YOUR TASK. List all lines in the material below that contain "name".

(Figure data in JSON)
%%
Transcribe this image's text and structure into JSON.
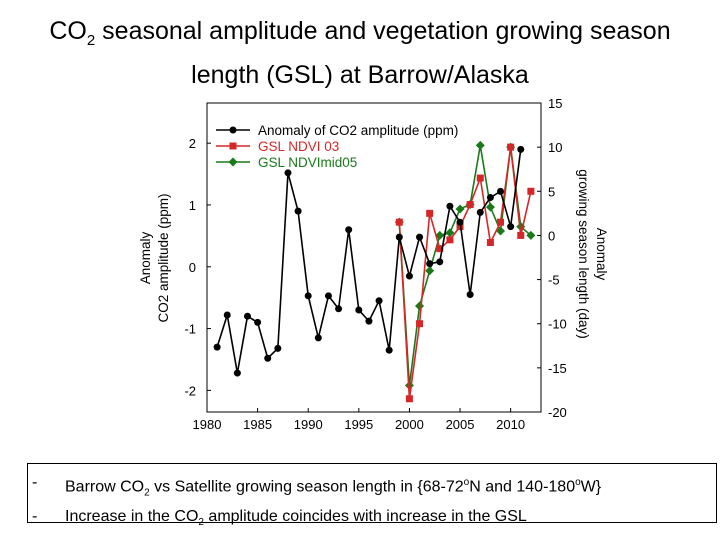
{
  "slide": {
    "title_line1_pre": "CO",
    "title_line1_sub": "2",
    "title_line1_post": " seasonal amplitude and vegetation growing season",
    "title_line2": "length (GSL) at Barrow/Alaska"
  },
  "bullets": [
    {
      "dash": "-",
      "pre": "Barrow CO",
      "sub": "2",
      "mid": " vs Satellite growing season length in {68-72",
      "sup1": "o",
      "mid2": "N and 140-180",
      "sup2": "o",
      "post": "W}"
    },
    {
      "dash": "-",
      "pre": "Increase in the CO",
      "sub": "2",
      "post": " amplitude coincides with increase in the GSL"
    }
  ],
  "chart_data": {
    "type": "line",
    "left_ylabel_line1": "Anomaly",
    "left_ylabel_line2": "CO2 amplitude (ppm)",
    "right_ylabel_line1": "Anomaly",
    "right_ylabel_line2": "growing season length (day)",
    "x_ticks": [
      1980,
      1985,
      1990,
      1995,
      2000,
      2005,
      2010
    ],
    "left_ticks": [
      2,
      1,
      0,
      -1,
      -2
    ],
    "right_ticks": [
      15,
      10,
      5,
      0,
      -5,
      -10,
      -15,
      -20
    ],
    "xlim": [
      1980,
      2013
    ],
    "left_ylim": [
      -2.35,
      2.65
    ],
    "right_ylim": [
      -20,
      15
    ],
    "series": [
      {
        "name": "Anomaly of CO2 amplitude (ppm)",
        "axis": "left",
        "color": "#000000",
        "marker": "circle",
        "x": [
          1981,
          1982,
          1983,
          1984,
          1985,
          1986,
          1987,
          1988,
          1989,
          1990,
          1991,
          1992,
          1993,
          1994,
          1995,
          1996,
          1997,
          1998,
          1999,
          2000,
          2001,
          2002,
          2003,
          2004,
          2005,
          2006,
          2007,
          2008,
          2009,
          2010,
          2011
        ],
        "values": [
          -1.3,
          -0.78,
          -1.72,
          -0.8,
          -0.9,
          -1.48,
          -1.32,
          1.52,
          0.9,
          -0.47,
          -1.15,
          -0.47,
          -0.68,
          0.6,
          -0.7,
          -0.88,
          -0.55,
          -1.35,
          0.48,
          -0.15,
          0.48,
          0.05,
          0.08,
          0.98,
          0.72,
          -0.45,
          0.88,
          1.12,
          1.22,
          0.65,
          1.9
        ]
      },
      {
        "name": "GSL NDVI 03",
        "axis": "right",
        "color": "#d62728",
        "marker": "square",
        "x": [
          1999,
          2000,
          2001,
          2002,
          2003,
          2004,
          2005,
          2006,
          2007,
          2008,
          2009,
          2010,
          2011,
          2012
        ],
        "values": [
          1.5,
          -18.5,
          -10,
          2.5,
          -1.5,
          -0.5,
          1,
          3.5,
          6.5,
          -0.8,
          1.5,
          10,
          0,
          5
        ]
      },
      {
        "name": "GSL NDVImid05",
        "axis": "right",
        "color": "#1a7a1a",
        "marker": "diamond",
        "x": [
          1999,
          2000,
          2001,
          2002,
          2003,
          2004,
          2005,
          2006,
          2007,
          2008,
          2009,
          2010,
          2011,
          2012
        ],
        "values": [
          1.5,
          -17,
          -8,
          -4,
          0,
          0.3,
          3,
          3.5,
          10.2,
          3.2,
          0.5,
          10,
          1,
          0
        ]
      }
    ]
  }
}
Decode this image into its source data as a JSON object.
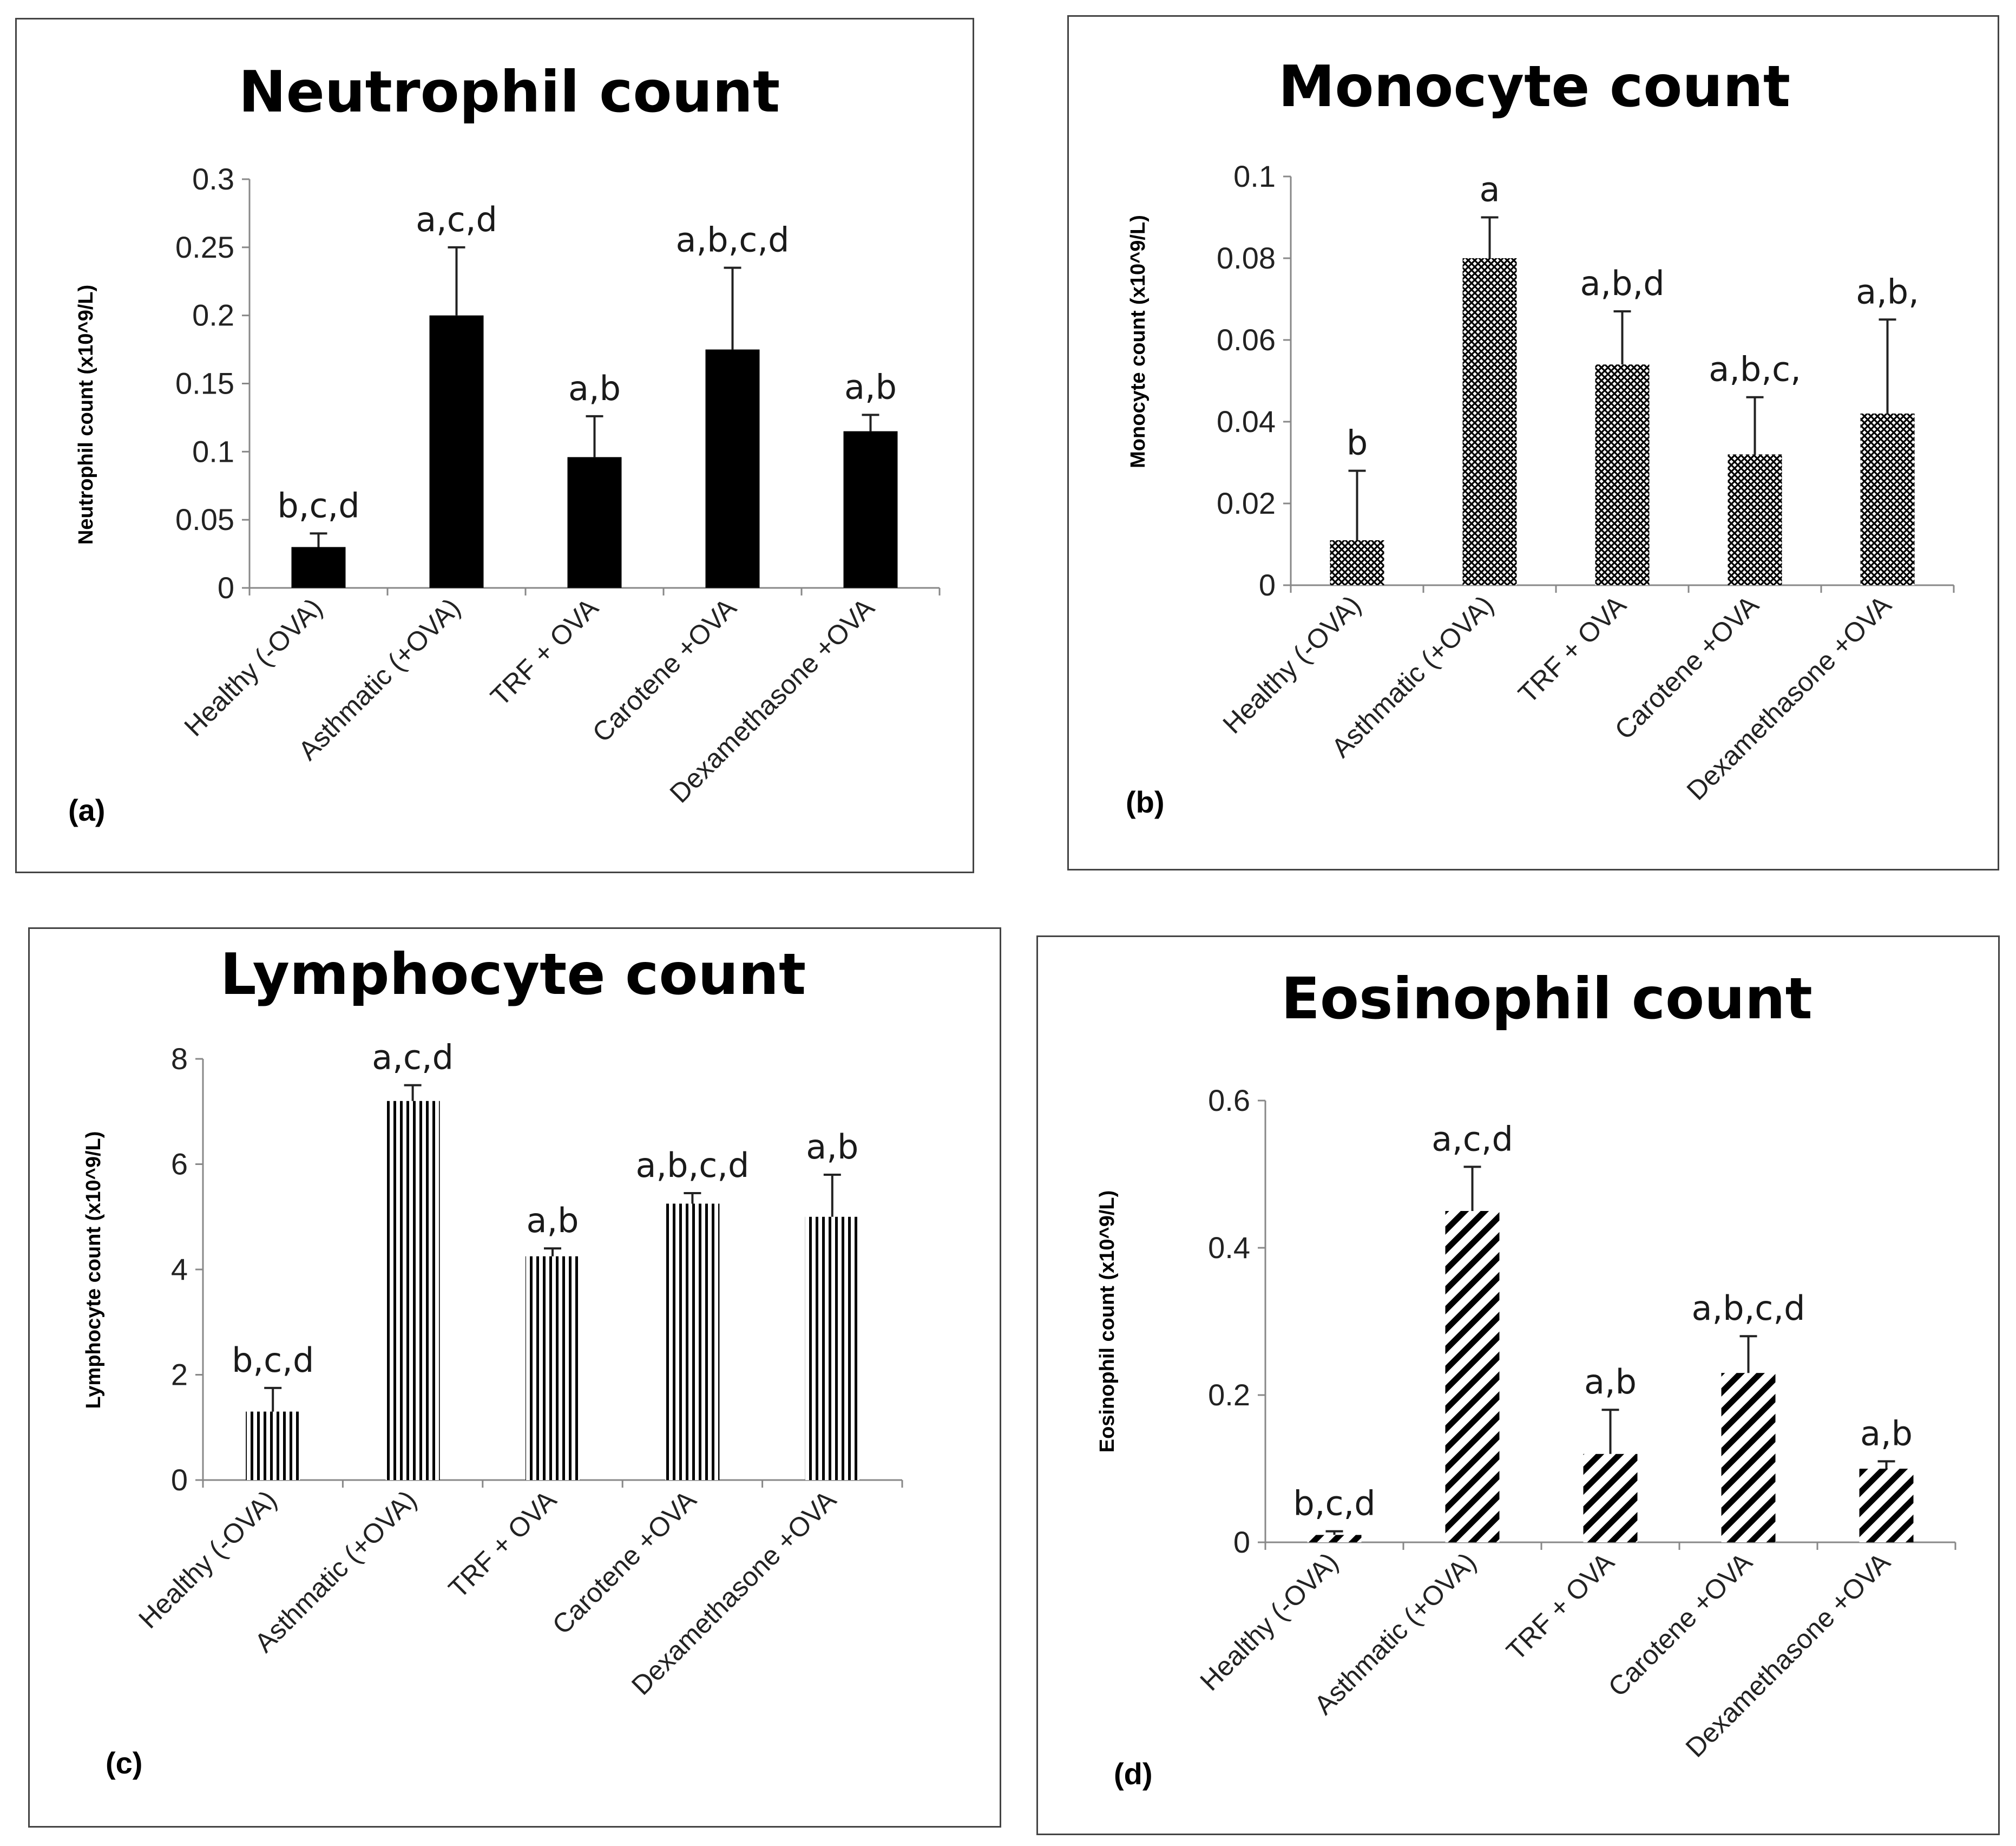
%%
REPLY.
        "name": "Anomaly of CO2 amplitude (ppm)",
        "name": "GSL NDVI 03",
        "name": "GSL NDVImid05",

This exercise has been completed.